Stored data entries —
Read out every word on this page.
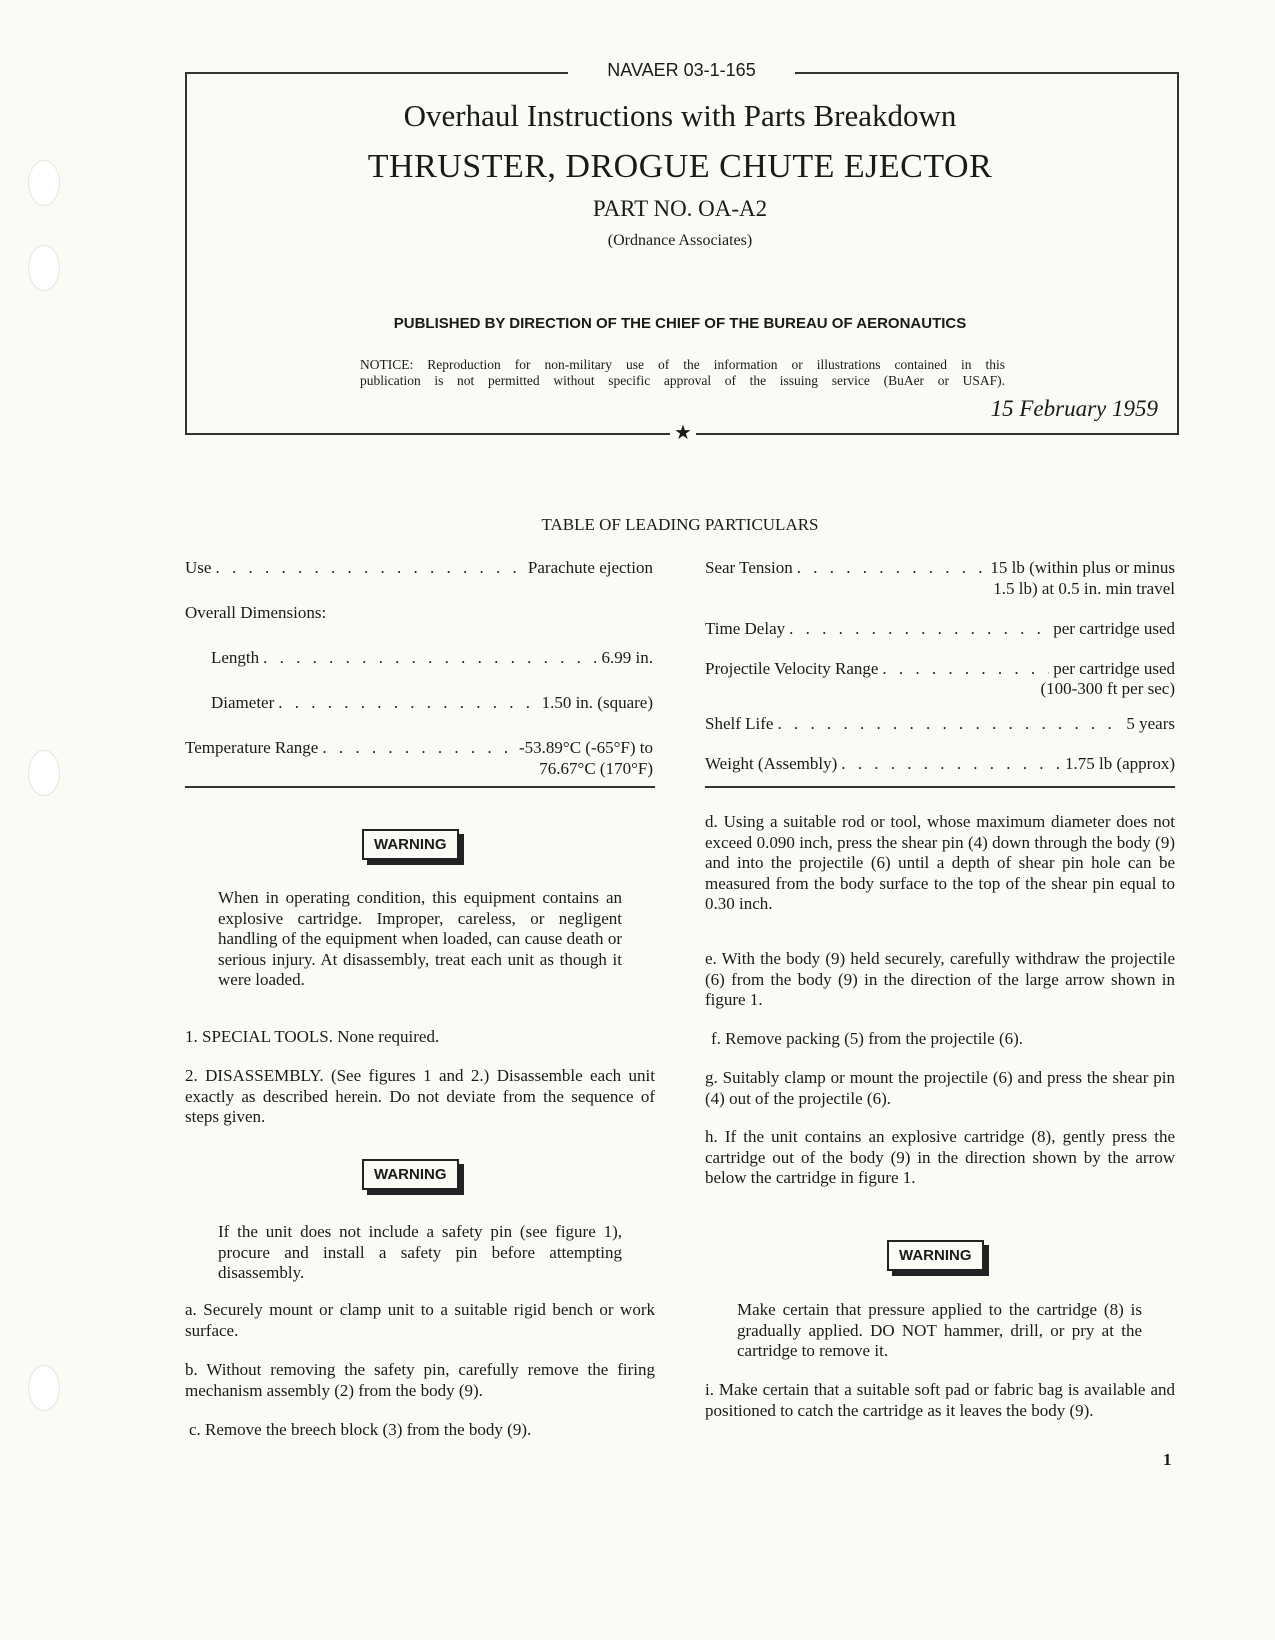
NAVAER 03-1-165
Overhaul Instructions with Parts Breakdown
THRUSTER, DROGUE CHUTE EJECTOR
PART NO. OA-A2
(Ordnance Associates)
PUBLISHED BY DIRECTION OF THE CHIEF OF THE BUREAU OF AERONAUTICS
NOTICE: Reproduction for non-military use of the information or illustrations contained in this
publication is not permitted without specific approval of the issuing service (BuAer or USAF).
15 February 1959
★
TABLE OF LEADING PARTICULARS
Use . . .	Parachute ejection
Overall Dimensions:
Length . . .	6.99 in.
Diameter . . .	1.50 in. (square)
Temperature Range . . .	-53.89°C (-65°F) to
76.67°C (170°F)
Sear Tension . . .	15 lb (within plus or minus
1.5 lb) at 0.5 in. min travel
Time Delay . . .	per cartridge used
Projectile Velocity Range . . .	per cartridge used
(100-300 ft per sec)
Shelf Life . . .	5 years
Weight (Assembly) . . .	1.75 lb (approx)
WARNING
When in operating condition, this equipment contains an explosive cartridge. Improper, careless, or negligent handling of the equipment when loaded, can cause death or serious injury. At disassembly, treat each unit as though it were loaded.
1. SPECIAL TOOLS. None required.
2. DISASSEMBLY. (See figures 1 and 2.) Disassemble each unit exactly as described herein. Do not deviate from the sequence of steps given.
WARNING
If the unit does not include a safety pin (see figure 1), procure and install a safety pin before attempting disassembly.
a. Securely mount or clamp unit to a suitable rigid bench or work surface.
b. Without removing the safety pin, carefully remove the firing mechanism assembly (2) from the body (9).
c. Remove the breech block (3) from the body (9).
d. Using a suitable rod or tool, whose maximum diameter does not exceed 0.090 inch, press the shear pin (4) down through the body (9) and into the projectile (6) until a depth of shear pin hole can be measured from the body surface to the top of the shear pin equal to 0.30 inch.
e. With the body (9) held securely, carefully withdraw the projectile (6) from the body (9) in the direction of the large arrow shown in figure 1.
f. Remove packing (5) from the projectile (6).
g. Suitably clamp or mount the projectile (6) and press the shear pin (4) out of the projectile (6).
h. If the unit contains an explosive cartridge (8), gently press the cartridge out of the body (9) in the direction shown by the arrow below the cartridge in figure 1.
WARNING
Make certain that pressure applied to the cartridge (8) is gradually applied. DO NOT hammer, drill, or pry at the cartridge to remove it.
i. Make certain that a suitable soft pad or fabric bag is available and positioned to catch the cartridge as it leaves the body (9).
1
==
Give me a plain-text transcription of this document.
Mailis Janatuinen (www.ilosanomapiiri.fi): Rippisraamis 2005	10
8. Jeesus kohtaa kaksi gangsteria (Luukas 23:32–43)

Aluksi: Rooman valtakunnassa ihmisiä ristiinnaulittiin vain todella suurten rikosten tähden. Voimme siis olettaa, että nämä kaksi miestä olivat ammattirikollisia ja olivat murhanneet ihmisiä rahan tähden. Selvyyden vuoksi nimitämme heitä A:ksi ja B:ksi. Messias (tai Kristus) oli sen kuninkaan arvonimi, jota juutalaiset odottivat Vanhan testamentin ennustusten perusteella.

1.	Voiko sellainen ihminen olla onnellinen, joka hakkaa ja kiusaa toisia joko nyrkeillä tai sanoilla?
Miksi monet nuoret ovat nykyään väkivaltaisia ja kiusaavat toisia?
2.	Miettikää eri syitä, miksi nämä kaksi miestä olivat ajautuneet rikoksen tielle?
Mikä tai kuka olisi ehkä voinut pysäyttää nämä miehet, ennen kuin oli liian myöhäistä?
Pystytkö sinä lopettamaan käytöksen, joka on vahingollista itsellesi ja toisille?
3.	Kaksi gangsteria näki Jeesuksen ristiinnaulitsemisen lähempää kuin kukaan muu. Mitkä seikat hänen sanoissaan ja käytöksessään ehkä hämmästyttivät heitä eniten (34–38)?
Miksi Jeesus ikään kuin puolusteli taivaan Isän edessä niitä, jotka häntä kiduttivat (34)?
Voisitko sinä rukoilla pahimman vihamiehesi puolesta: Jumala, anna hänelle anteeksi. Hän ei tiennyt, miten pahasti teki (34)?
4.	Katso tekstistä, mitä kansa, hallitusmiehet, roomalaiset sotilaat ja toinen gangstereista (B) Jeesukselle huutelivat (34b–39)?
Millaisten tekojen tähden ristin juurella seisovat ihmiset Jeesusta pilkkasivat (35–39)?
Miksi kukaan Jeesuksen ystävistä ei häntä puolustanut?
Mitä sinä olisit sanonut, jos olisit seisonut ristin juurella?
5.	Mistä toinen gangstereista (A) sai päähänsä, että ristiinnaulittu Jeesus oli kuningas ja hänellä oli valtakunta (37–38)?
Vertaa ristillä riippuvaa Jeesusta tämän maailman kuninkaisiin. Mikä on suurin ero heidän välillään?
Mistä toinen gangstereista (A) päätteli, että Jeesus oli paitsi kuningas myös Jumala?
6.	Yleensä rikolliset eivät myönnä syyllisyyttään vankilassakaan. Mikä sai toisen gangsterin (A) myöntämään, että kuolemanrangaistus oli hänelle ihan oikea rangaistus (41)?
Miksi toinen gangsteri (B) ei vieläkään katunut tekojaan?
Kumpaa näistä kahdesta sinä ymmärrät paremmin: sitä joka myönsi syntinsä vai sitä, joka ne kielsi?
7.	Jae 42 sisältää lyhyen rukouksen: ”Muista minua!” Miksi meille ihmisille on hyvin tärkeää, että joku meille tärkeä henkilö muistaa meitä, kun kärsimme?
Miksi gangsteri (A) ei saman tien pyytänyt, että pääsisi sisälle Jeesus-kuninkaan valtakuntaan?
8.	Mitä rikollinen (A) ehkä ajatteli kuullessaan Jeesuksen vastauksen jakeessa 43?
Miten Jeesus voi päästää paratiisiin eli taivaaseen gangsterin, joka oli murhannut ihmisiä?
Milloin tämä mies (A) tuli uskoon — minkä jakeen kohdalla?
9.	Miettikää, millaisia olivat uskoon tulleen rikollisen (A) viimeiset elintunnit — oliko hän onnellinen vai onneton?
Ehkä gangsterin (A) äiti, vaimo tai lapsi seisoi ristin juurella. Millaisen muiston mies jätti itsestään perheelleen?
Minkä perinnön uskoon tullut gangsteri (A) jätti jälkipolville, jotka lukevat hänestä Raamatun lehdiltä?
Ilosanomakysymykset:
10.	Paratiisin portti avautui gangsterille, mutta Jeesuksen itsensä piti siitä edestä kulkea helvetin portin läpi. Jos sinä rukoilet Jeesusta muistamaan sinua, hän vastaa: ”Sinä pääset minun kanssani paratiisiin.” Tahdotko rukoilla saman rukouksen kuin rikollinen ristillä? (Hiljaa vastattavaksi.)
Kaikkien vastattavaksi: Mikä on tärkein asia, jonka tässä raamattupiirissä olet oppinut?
* * *
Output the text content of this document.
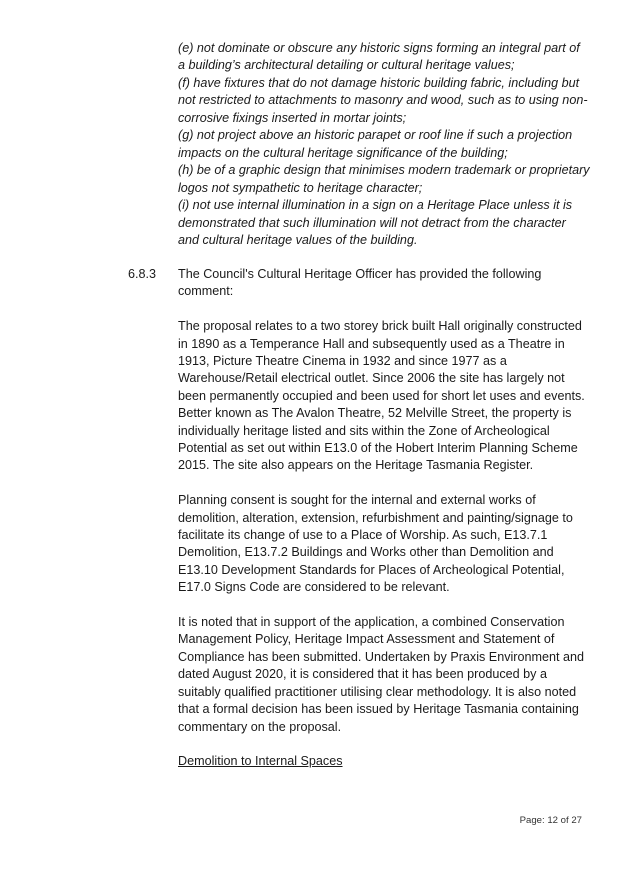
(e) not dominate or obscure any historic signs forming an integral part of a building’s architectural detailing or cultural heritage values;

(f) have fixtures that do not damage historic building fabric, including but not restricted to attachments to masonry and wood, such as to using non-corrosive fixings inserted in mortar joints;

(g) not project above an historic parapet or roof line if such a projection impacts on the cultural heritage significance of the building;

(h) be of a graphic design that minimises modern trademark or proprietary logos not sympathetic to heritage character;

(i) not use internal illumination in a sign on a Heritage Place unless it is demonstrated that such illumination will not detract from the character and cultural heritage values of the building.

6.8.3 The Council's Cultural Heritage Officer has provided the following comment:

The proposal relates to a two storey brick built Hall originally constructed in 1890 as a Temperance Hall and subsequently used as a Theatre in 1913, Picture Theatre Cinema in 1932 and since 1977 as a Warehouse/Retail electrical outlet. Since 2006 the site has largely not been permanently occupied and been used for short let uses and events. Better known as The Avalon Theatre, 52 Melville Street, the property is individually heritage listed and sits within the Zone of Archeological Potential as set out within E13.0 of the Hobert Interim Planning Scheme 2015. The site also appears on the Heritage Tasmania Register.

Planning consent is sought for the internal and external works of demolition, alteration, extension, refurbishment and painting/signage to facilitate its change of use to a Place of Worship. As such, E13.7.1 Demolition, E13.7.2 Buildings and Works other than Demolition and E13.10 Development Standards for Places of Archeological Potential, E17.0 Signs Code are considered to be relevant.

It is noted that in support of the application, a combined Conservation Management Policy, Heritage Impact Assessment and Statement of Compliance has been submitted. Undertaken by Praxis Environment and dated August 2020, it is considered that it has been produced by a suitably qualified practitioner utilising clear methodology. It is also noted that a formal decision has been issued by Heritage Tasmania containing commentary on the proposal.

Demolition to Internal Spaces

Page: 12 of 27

Do this —
Give only the number of lines in the records that include the word "uskoon".

Output for this task —
3